- Problem requirements:
Pull out every line from the listing that has the word "ABC中".

* Begin Records shown *

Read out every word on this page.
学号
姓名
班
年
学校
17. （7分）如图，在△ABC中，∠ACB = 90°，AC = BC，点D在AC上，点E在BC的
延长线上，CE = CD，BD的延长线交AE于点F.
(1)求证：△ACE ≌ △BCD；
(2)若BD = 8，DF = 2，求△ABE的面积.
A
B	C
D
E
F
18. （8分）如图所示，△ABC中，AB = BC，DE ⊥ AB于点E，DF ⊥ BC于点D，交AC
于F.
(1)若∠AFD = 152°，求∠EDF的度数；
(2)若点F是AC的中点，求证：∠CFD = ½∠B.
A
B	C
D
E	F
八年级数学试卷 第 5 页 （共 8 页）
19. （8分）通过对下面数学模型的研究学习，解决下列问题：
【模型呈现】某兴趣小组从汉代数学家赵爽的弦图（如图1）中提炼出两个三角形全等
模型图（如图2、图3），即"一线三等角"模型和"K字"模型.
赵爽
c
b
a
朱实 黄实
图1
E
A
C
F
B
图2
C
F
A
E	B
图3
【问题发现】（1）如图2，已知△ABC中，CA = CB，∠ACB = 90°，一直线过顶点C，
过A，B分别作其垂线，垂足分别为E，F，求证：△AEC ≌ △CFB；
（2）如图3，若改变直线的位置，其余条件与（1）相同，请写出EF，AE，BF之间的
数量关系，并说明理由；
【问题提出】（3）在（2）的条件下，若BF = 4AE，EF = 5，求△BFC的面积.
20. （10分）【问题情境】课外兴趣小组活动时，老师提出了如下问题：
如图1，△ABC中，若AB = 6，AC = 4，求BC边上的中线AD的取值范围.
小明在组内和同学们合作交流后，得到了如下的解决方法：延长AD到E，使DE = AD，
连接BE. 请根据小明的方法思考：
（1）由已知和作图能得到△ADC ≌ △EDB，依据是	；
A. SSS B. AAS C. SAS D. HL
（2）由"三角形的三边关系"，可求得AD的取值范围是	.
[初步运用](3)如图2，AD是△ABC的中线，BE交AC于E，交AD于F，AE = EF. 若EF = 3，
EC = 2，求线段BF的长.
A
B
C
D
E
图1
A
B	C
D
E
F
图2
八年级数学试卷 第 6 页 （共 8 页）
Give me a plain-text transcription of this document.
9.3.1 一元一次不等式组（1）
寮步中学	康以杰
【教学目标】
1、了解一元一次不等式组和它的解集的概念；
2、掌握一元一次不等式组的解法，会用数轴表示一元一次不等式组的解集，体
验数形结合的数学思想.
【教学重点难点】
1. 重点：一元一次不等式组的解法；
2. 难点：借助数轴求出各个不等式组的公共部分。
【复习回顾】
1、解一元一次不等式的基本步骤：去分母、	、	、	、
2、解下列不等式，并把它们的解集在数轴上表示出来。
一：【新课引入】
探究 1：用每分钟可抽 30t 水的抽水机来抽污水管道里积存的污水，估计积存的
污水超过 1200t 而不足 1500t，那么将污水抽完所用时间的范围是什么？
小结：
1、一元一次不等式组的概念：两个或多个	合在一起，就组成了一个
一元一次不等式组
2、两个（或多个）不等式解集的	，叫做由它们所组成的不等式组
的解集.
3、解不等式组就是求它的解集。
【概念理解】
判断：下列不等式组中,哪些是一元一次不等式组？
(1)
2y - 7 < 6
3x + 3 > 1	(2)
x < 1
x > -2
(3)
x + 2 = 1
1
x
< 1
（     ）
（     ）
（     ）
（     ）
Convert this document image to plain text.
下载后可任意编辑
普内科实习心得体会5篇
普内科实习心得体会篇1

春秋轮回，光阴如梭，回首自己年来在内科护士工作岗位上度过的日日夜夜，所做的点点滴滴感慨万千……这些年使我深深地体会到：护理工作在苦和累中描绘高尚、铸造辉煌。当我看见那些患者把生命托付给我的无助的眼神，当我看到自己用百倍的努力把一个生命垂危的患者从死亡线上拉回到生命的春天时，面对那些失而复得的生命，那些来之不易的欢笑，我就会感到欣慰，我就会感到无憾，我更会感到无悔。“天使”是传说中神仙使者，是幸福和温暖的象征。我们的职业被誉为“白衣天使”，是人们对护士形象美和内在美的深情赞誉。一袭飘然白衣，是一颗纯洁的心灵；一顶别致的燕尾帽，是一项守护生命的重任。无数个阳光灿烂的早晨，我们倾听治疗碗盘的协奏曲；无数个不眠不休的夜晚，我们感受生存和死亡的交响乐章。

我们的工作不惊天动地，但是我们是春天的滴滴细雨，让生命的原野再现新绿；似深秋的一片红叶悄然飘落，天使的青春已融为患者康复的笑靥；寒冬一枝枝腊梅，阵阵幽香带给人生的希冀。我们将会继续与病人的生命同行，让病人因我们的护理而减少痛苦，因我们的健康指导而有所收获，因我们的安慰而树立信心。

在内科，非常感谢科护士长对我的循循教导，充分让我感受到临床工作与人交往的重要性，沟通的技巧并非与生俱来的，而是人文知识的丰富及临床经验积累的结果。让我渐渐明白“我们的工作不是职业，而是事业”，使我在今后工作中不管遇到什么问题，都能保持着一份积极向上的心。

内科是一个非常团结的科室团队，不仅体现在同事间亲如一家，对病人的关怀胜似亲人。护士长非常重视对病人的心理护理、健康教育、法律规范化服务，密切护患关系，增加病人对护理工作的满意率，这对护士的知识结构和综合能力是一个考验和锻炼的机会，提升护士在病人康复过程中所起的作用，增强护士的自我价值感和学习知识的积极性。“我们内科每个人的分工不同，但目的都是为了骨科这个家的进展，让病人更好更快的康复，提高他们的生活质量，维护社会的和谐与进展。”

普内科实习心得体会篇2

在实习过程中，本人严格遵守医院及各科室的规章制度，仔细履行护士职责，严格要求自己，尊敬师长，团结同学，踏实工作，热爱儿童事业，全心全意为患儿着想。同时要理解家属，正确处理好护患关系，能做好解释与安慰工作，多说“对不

* End Records shown *

- Solution below:
17. （7分）如图，在△ABC中，∠ACB = 90°，AC = BC，点D在AC上，点E在BC的
18. （8分）如图所示，△ABC中，AB = BC，DE ⊥ AB于点E，DF ⊥ BC于点D，交AC
【问题发现】（1）如图2，已知△ABC中，CA = CB，∠ACB = 90°，一直线过顶点C，
如图1，△ABC中，若AB = 6，AC = 4，求BC边上的中线AD的取值范围.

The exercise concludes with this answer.